• _Aim of the task_
The entries below need to be written out exactly, with no pictures included.

(Some records)
-=-=-

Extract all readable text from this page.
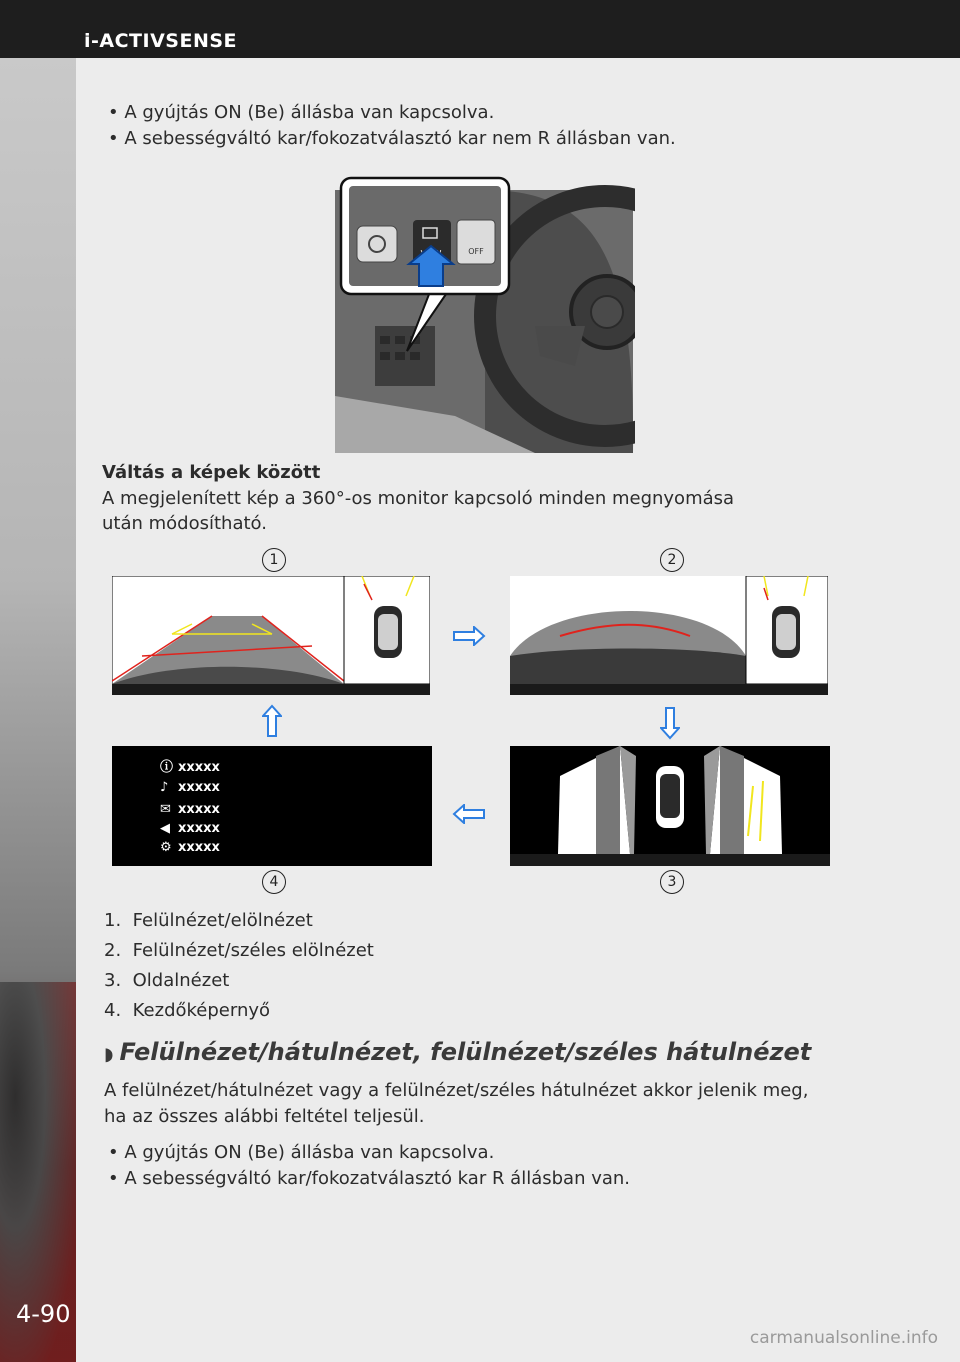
i-ACTIVSENSE
4-90

• A gyújtás ON (Be) állásba van kapcsolva.

• A sebességváltó kar/fokozatválasztó kar nem R állásban van.

OFF

Váltás a képek között

A megjelenített kép a 360°-os monitor kapcsoló minden megnyomása

után módosítható.

1	2
3
4
ⓘ xxxxx
♪ xxxxx
✉ xxxxx
◀ xxxxx
⚙ xxxxx

1. Felülnézet/elölnézet

2. Felülnézet/széles elölnézet

3. Oldalnézet

4. Kezdőképernyő

◗ Felülnézet/hátulnézet, felülnézet/széles hátulnézet

A felülnézet/hátulnézet vagy a felülnézet/széles hátulnézet akkor jelenik meg,

ha az összes alábbi feltétel teljesül.

• A gyújtás ON (Be) állásba van kapcsolva.

• A sebességváltó kar/fokozatválasztó kar R állásban van.

carmanualsonline.info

-=-=-

• _Correct answer_
Extract all readable text from this page.
i-ACTIVSENSE
4-90

• A gyújtás ON (Be) állásba van kapcsolva.

• A sebességváltó kar/fokozatválasztó kar nem R állásban van.

OFF

Váltás a képek között

A megjelenített kép a 360°-os monitor kapcsoló minden megnyomása

után módosítható.

1	2
3
4
ⓘ xxxxx
♪ xxxxx
✉ xxxxx
◀ xxxxx
⚙ xxxxx

1. Felülnézet/elölnézet

2. Felülnézet/széles elölnézet

3. Oldalnézet

4. Kezdőképernyő

◗ Felülnézet/hátulnézet, felülnézet/széles hátulnézet

A felülnézet/hátulnézet vagy a felülnézet/széles hátulnézet akkor jelenik meg,

ha az összes alábbi feltétel teljesül.

• A gyújtás ON (Be) állásba van kapcsolva.

• A sebességváltó kar/fokozatválasztó kar R állásban van.

carmanualsonline.info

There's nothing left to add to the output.